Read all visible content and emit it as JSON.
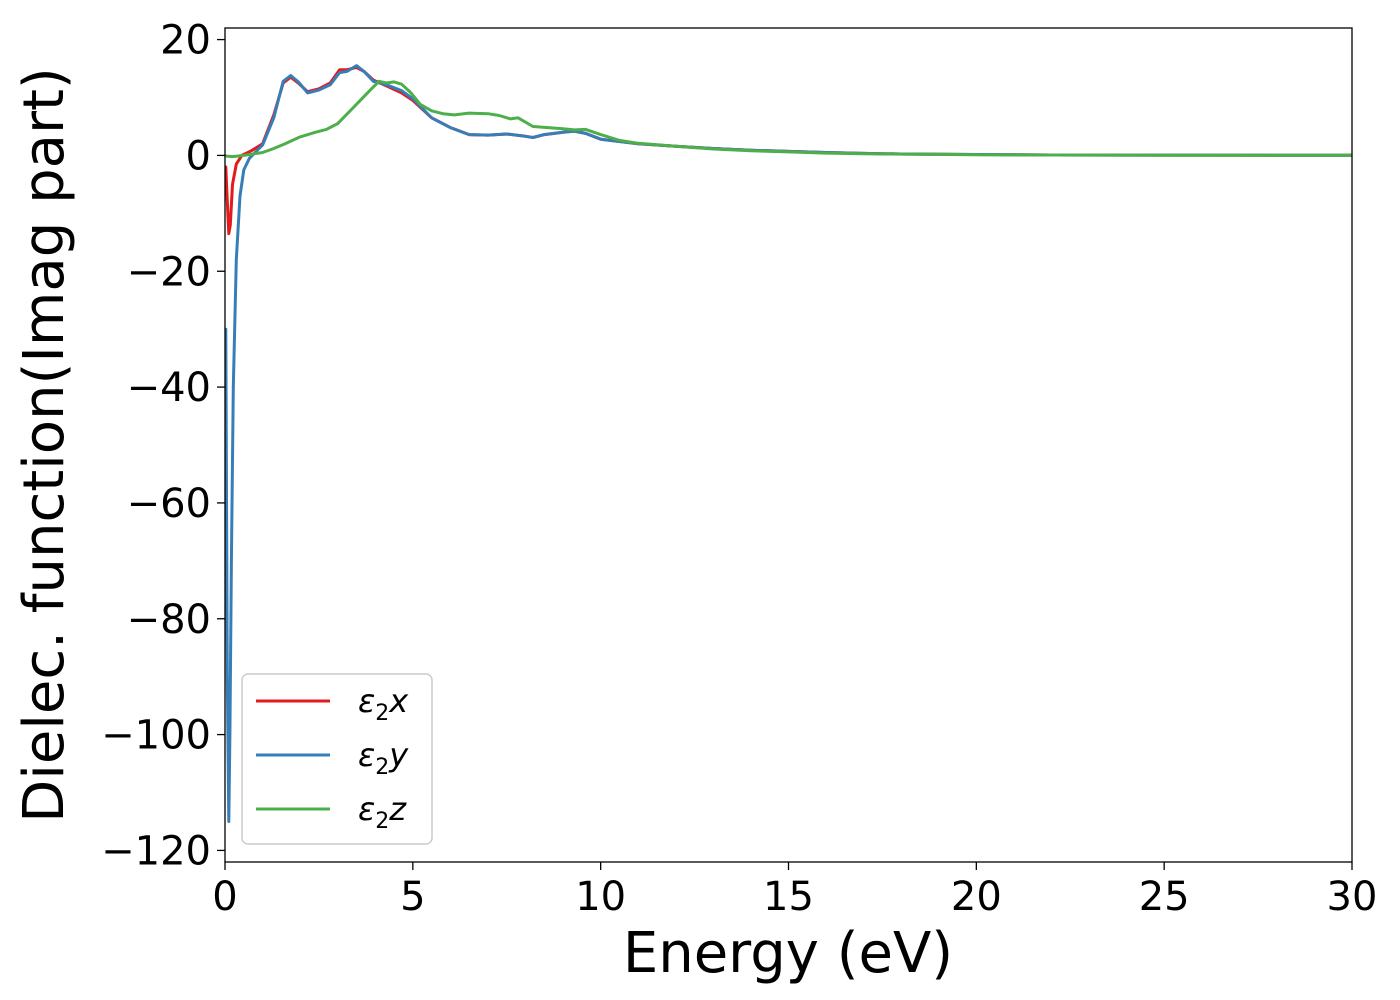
{
  "chart_data": {
    "type": "line",
    "title": "",
    "xlabel": "Energy (eV)",
    "ylabel": "Dielec. function(Imag part)",
    "xlim": [
      0,
      30
    ],
    "ylim": [
      -122,
      22
    ],
    "xticks": [
      0,
      5,
      10,
      15,
      20,
      25,
      30
    ],
    "yticks": [
      -120,
      -100,
      -80,
      -60,
      -40,
      -20,
      0,
      20
    ],
    "grid": false,
    "legend_position": "lower-left",
    "series": [
      {
        "name": "ε₂x",
        "legend_base": "ε",
        "legend_sub": "2",
        "legend_var": "x",
        "color": "#e41a1c",
        "points": [
          [
            0.02,
            -2
          ],
          [
            0.06,
            -8
          ],
          [
            0.1,
            -13.5
          ],
          [
            0.14,
            -12
          ],
          [
            0.2,
            -5
          ],
          [
            0.3,
            -1.5
          ],
          [
            0.45,
            0
          ],
          [
            0.7,
            0.8
          ],
          [
            1.0,
            2
          ],
          [
            1.3,
            7
          ],
          [
            1.55,
            12.5
          ],
          [
            1.75,
            13.5
          ],
          [
            1.95,
            12.5
          ],
          [
            2.2,
            11
          ],
          [
            2.5,
            11.5
          ],
          [
            2.8,
            12.5
          ],
          [
            3.05,
            14.8
          ],
          [
            3.25,
            14.8
          ],
          [
            3.5,
            15.2
          ],
          [
            3.7,
            14.5
          ],
          [
            3.95,
            13
          ],
          [
            4.3,
            12
          ],
          [
            4.7,
            10.8
          ],
          [
            5.0,
            9.5
          ],
          [
            5.5,
            6.5
          ],
          [
            6.0,
            4.8
          ],
          [
            6.5,
            3.6
          ],
          [
            7.0,
            3.5
          ],
          [
            7.5,
            3.7
          ],
          [
            8.0,
            3.3
          ],
          [
            8.2,
            3.1
          ],
          [
            8.5,
            3.6
          ],
          [
            9.0,
            4
          ],
          [
            9.3,
            4.2
          ],
          [
            9.6,
            3.8
          ],
          [
            10.0,
            2.8
          ],
          [
            10.5,
            2.4
          ],
          [
            11.0,
            2.0
          ],
          [
            12.0,
            1.6
          ],
          [
            13.0,
            1.2
          ],
          [
            14.0,
            0.9
          ],
          [
            15.0,
            0.7
          ],
          [
            16.0,
            0.5
          ],
          [
            17.0,
            0.35
          ],
          [
            18.0,
            0.25
          ],
          [
            20.0,
            0.15
          ],
          [
            22.0,
            0.08
          ],
          [
            25.0,
            0.05
          ],
          [
            30.0,
            0.02
          ]
        ]
      },
      {
        "name": "ε₂y",
        "legend_base": "ε",
        "legend_sub": "2",
        "legend_var": "y",
        "color": "#377eb8",
        "points": [
          [
            0.02,
            -30
          ],
          [
            0.06,
            -90
          ],
          [
            0.1,
            -115
          ],
          [
            0.13,
            -100
          ],
          [
            0.17,
            -70
          ],
          [
            0.22,
            -40
          ],
          [
            0.3,
            -18
          ],
          [
            0.4,
            -7
          ],
          [
            0.5,
            -2.5
          ],
          [
            0.65,
            -0.5
          ],
          [
            0.8,
            0.5
          ],
          [
            1.0,
            1.8
          ],
          [
            1.3,
            6.5
          ],
          [
            1.55,
            12.8
          ],
          [
            1.75,
            13.8
          ],
          [
            1.95,
            12.7
          ],
          [
            2.2,
            10.8
          ],
          [
            2.5,
            11.3
          ],
          [
            2.8,
            12.2
          ],
          [
            3.05,
            14.3
          ],
          [
            3.25,
            14.5
          ],
          [
            3.5,
            15.5
          ],
          [
            3.7,
            14.5
          ],
          [
            3.95,
            12.8
          ],
          [
            4.3,
            12.2
          ],
          [
            4.7,
            11.2
          ],
          [
            5.0,
            9.8
          ],
          [
            5.5,
            6.5
          ],
          [
            6.0,
            4.8
          ],
          [
            6.5,
            3.6
          ],
          [
            7.0,
            3.5
          ],
          [
            7.5,
            3.7
          ],
          [
            8.0,
            3.3
          ],
          [
            8.2,
            3.1
          ],
          [
            8.5,
            3.6
          ],
          [
            9.0,
            4
          ],
          [
            9.3,
            4.2
          ],
          [
            9.6,
            3.8
          ],
          [
            10.0,
            2.8
          ],
          [
            10.5,
            2.4
          ],
          [
            11.0,
            2.0
          ],
          [
            12.0,
            1.6
          ],
          [
            13.0,
            1.2
          ],
          [
            14.0,
            0.9
          ],
          [
            15.0,
            0.7
          ],
          [
            16.0,
            0.5
          ],
          [
            17.0,
            0.35
          ],
          [
            18.0,
            0.25
          ],
          [
            20.0,
            0.15
          ],
          [
            22.0,
            0.08
          ],
          [
            25.0,
            0.05
          ],
          [
            30.0,
            0.02
          ]
        ]
      },
      {
        "name": "ε₂z",
        "legend_base": "ε",
        "legend_sub": "2",
        "legend_var": "z",
        "color": "#4daf4a",
        "points": [
          [
            0.02,
            -0.1
          ],
          [
            0.2,
            -0.2
          ],
          [
            0.5,
            0
          ],
          [
            0.8,
            0.3
          ],
          [
            1.0,
            0.5
          ],
          [
            1.3,
            1.2
          ],
          [
            1.6,
            2
          ],
          [
            2.0,
            3.2
          ],
          [
            2.4,
            4
          ],
          [
            2.7,
            4.5
          ],
          [
            3.0,
            5.5
          ],
          [
            3.3,
            7.5
          ],
          [
            3.6,
            9.5
          ],
          [
            3.9,
            11.5
          ],
          [
            4.1,
            12.8
          ],
          [
            4.3,
            12.5
          ],
          [
            4.5,
            12.7
          ],
          [
            4.7,
            12.3
          ],
          [
            4.95,
            10.8
          ],
          [
            5.2,
            8.8
          ],
          [
            5.5,
            7.7
          ],
          [
            5.8,
            7.2
          ],
          [
            6.1,
            7.0
          ],
          [
            6.5,
            7.3
          ],
          [
            7.0,
            7.2
          ],
          [
            7.3,
            6.9
          ],
          [
            7.6,
            6.3
          ],
          [
            7.8,
            6.5
          ],
          [
            8.2,
            5
          ],
          [
            8.6,
            4.8
          ],
          [
            9.0,
            4.6
          ],
          [
            9.3,
            4.4
          ],
          [
            9.6,
            4.5
          ],
          [
            10.0,
            3.6
          ],
          [
            10.5,
            2.6
          ],
          [
            11.0,
            2.1
          ],
          [
            12.0,
            1.6
          ],
          [
            13.0,
            1.1
          ],
          [
            14.0,
            0.8
          ],
          [
            15.0,
            0.6
          ],
          [
            16.0,
            0.4
          ],
          [
            17.0,
            0.3
          ],
          [
            18.0,
            0.22
          ],
          [
            20.0,
            0.12
          ],
          [
            22.0,
            0.08
          ],
          [
            25.0,
            0.04
          ],
          [
            30.0,
            0.02
          ]
        ]
      }
    ]
  }
}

------------------------------------------------------------------------

* Set exercise:
Return every line above that contains the word "color".

* Answer below:
        "color": "#e41a1c",
        "color": "#377eb8",
        "color": "#4daf4a",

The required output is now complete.